= SOURCE EXCERPT =
This Lecture is also in conjunction with the University of East London and is the first guest lecture of the new academic year for about half the audience in the fairly austere Lecture theatre. The institute didn't bother to keep the cafe open to allow us to buy a drink of some sort which seemed strange, but then the receptionist was handwriting the tickets! A lovely quaint touch in such a super modern building.

This lecture was quite similar to the one I saw at Cafe Oto earlier in the year, but less intense as Pat took us through the book once more telling us of the liberation struggles of the 60's and 70's through the prism of the music that accompanied the struggles of Martin Luther King and Stokely Carmichael. The need for the sit downs and on through Huey Newton and Bobby Seales ten point plan. Then we are in the world of the Black Panthers once more and as always the tale of Elaine Brown's rise to power and also all of the Panthers Reach Out programs bringing services to the communities around them.

But of course, this is leavened out by how mainstream culture is trying to cash in on the movement with even the Partridge Family having a Black Power episode called Soul Club. Pat shows us a very cool and funny clip from that with actual Black Panthers playing violins with the Partridge Family for added surreality.

= GIVEN EXERCISE 1 =
In the listing, copy out word for word every line starting with the one containing "Itemize the components" and going on through the one containing "svg-text:8: 8 [550,91,554,98]", leaving out any pictures.
The lecture account and the listing come from unrelated sources.

= GIVEN RECORDS =

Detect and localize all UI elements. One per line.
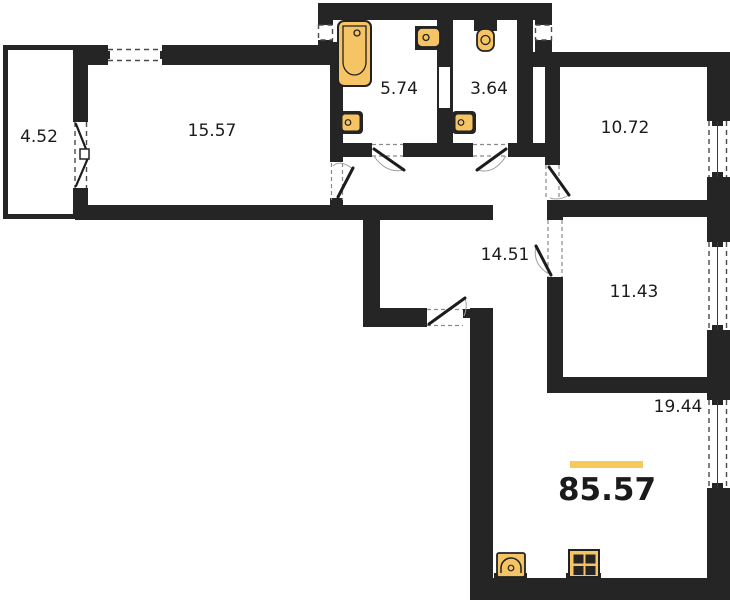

---

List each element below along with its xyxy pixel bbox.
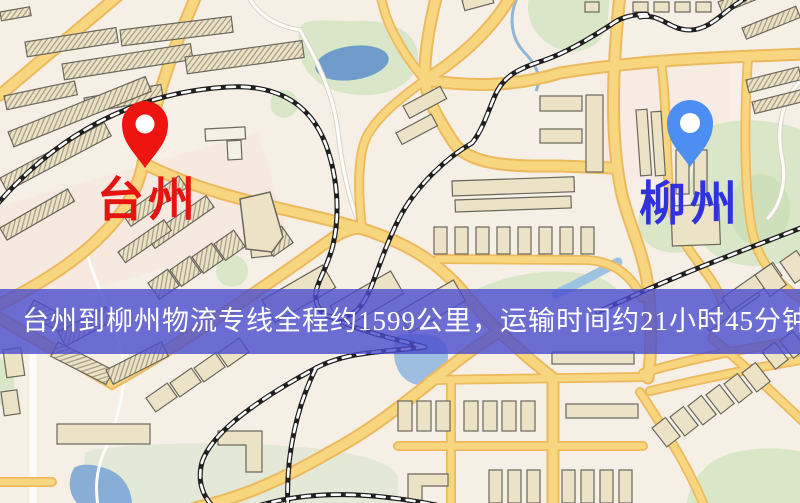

---

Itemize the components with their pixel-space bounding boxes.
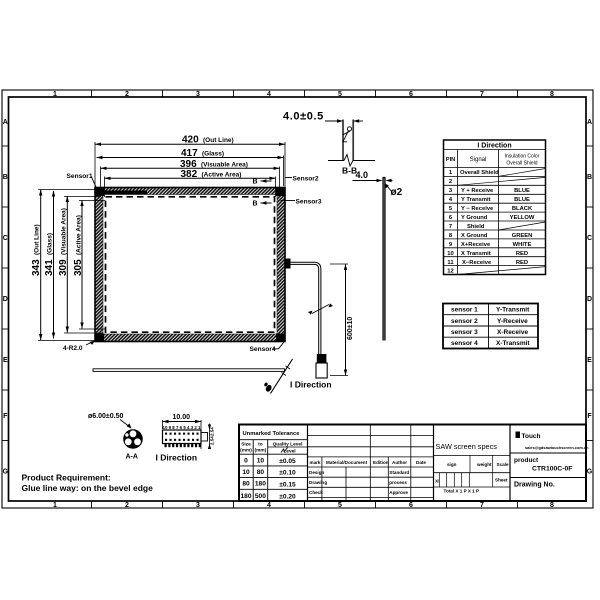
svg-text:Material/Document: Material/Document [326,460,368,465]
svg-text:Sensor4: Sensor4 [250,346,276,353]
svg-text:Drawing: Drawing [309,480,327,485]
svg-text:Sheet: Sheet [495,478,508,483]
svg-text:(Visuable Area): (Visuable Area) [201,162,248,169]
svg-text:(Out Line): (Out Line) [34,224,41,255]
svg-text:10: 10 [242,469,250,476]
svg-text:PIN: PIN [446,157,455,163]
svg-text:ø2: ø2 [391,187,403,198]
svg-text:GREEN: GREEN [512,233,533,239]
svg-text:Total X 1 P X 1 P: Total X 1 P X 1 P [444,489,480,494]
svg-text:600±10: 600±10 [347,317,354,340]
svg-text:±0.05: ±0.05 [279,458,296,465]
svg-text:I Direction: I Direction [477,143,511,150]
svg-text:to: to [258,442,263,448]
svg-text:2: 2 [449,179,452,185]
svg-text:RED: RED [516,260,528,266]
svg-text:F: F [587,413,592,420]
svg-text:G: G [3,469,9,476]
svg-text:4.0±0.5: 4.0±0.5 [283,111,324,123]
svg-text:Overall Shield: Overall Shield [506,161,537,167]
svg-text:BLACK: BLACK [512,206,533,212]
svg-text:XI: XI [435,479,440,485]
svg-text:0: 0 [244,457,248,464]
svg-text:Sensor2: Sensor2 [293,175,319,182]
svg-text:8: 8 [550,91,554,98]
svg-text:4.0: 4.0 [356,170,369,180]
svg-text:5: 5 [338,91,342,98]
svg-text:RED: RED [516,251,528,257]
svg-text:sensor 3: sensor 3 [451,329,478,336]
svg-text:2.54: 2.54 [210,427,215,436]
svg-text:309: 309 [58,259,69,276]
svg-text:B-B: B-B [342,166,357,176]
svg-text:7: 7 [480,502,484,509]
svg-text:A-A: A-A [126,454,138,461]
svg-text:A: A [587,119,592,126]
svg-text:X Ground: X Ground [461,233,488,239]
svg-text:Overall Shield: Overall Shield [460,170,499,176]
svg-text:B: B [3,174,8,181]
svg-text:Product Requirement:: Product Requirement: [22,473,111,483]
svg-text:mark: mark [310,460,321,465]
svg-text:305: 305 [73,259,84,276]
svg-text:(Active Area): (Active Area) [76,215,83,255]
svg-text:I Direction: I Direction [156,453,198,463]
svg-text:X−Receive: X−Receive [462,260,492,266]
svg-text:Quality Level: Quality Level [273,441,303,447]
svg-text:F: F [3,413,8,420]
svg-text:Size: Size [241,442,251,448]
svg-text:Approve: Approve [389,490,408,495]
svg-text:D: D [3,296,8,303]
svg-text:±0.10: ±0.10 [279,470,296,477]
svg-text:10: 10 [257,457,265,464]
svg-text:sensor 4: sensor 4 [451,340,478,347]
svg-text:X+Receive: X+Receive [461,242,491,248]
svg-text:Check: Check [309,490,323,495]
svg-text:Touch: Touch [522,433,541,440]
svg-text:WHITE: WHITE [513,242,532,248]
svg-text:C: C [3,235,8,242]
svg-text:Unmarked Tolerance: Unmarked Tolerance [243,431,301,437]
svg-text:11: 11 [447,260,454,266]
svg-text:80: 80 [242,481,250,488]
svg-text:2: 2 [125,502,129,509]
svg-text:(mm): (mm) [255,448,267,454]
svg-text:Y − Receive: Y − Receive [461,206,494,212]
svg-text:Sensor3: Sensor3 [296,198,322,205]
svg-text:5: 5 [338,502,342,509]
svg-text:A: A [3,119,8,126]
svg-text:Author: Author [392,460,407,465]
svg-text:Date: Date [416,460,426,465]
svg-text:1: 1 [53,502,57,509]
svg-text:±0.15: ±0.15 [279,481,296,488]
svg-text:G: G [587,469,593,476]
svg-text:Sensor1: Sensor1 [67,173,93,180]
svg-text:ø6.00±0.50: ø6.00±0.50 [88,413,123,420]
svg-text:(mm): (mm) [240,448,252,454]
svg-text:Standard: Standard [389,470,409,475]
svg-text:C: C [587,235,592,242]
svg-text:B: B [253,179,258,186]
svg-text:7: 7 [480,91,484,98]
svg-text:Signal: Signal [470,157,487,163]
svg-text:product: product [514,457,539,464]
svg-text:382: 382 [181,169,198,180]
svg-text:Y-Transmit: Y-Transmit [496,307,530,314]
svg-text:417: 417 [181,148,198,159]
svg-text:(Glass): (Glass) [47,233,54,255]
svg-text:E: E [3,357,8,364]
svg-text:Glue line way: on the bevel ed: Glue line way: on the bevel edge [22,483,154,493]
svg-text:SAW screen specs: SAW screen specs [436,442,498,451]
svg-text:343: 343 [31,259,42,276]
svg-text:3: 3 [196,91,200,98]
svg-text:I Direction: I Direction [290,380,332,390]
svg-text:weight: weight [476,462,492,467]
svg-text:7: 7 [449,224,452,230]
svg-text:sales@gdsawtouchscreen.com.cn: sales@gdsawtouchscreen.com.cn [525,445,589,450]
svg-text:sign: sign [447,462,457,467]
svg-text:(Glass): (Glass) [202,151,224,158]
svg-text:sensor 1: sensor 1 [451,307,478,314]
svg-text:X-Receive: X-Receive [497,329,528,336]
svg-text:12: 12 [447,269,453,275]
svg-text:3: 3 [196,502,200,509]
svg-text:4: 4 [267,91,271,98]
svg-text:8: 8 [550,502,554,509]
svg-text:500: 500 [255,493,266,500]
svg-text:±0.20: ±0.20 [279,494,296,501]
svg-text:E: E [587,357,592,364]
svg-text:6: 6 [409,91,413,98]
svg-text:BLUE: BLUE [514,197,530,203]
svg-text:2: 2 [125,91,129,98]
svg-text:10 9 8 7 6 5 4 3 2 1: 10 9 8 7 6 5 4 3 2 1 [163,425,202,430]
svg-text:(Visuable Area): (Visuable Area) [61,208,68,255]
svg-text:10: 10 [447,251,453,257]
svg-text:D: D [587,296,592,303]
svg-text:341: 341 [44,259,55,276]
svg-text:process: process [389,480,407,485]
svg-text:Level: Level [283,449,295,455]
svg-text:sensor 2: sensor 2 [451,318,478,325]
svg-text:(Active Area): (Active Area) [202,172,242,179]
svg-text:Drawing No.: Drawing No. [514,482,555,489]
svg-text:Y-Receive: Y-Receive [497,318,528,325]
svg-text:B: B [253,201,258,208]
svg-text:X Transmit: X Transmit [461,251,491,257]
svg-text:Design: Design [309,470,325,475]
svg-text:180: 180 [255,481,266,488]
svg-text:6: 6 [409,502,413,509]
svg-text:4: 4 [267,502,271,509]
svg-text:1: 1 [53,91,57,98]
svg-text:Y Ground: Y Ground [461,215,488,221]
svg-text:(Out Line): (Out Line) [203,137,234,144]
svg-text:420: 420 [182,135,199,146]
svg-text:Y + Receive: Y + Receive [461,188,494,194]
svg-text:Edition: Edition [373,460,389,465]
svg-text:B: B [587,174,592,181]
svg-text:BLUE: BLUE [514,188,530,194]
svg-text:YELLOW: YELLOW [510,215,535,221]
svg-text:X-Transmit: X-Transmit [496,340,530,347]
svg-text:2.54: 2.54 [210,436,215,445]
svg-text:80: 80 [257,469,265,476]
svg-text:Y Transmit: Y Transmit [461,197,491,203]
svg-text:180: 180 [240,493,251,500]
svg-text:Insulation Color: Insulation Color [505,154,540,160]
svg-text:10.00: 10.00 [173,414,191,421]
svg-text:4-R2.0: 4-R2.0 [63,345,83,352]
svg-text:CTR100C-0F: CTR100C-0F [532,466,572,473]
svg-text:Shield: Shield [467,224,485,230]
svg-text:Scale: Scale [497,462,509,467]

= GIVEN EXERCISE 2 =
Condense the paragraph of the lecture account that begins "But of course, this is leavened out" into one or two sentences, keeping its main facts.

= RIGHT ANSWER 1 =
Itemize the components with their pixel-space bounding boxes.
svg-text:Material/Document: Material/Document [326,460,368,465]
svg-text:Sensor4: Sensor4 [250,346,276,353]
svg-text:Drawing: Drawing [309,480,327,485]
svg-text:Sheet: Sheet [495,478,508,483]
svg-text:(Visuable Area): (Visuable Area) [201,162,248,169]
svg-text:(Out Line): (Out Line) [34,224,41,255]
svg-text:10: 10 [242,469,250,476]
svg-text:PIN: PIN [446,157,455,163]
svg-text:ø2: ø2 [391,187,403,198]
svg-text:GREEN: GREEN [512,233,533,239]
svg-text:Total X 1 P X 1 P: Total X 1 P X 1 P [444,489,480,494]
svg-text:600±10: 600±10 [347,317,354,340]
svg-text:±0.05: ±0.05 [279,458,296,465]
svg-text:I Direction: I Direction [477,143,511,150]
svg-text:to: to [258,442,263,448]
svg-text:2: 2 [449,179,452,185]
svg-text:RED: RED [516,260,528,266]
svg-text:F: F [587,413,592,420]
svg-text:G: G [3,469,9,476]
svg-text:4.0±0.5: 4.0±0.5 [283,111,324,123]
svg-text:Overall Shield: Overall Shield [506,161,537,167]
svg-text:BLACK: BLACK [512,206,533,212]
svg-text:XI: XI [435,479,440,485]
svg-text:0: 0 [244,457,248,464]
svg-text:Sensor2: Sensor2 [293,175,319,182]
svg-text:8: 8 [550,91,554,98]

= RIGHT ANSWER 2 =
Mainstream culture tried to cash in on the movement, even the Partridge Family, which had a Black Power episode called Soul Club. Pat showed a cool, funny clip from it in which actual Black Panthers play violins with the Partridge Family.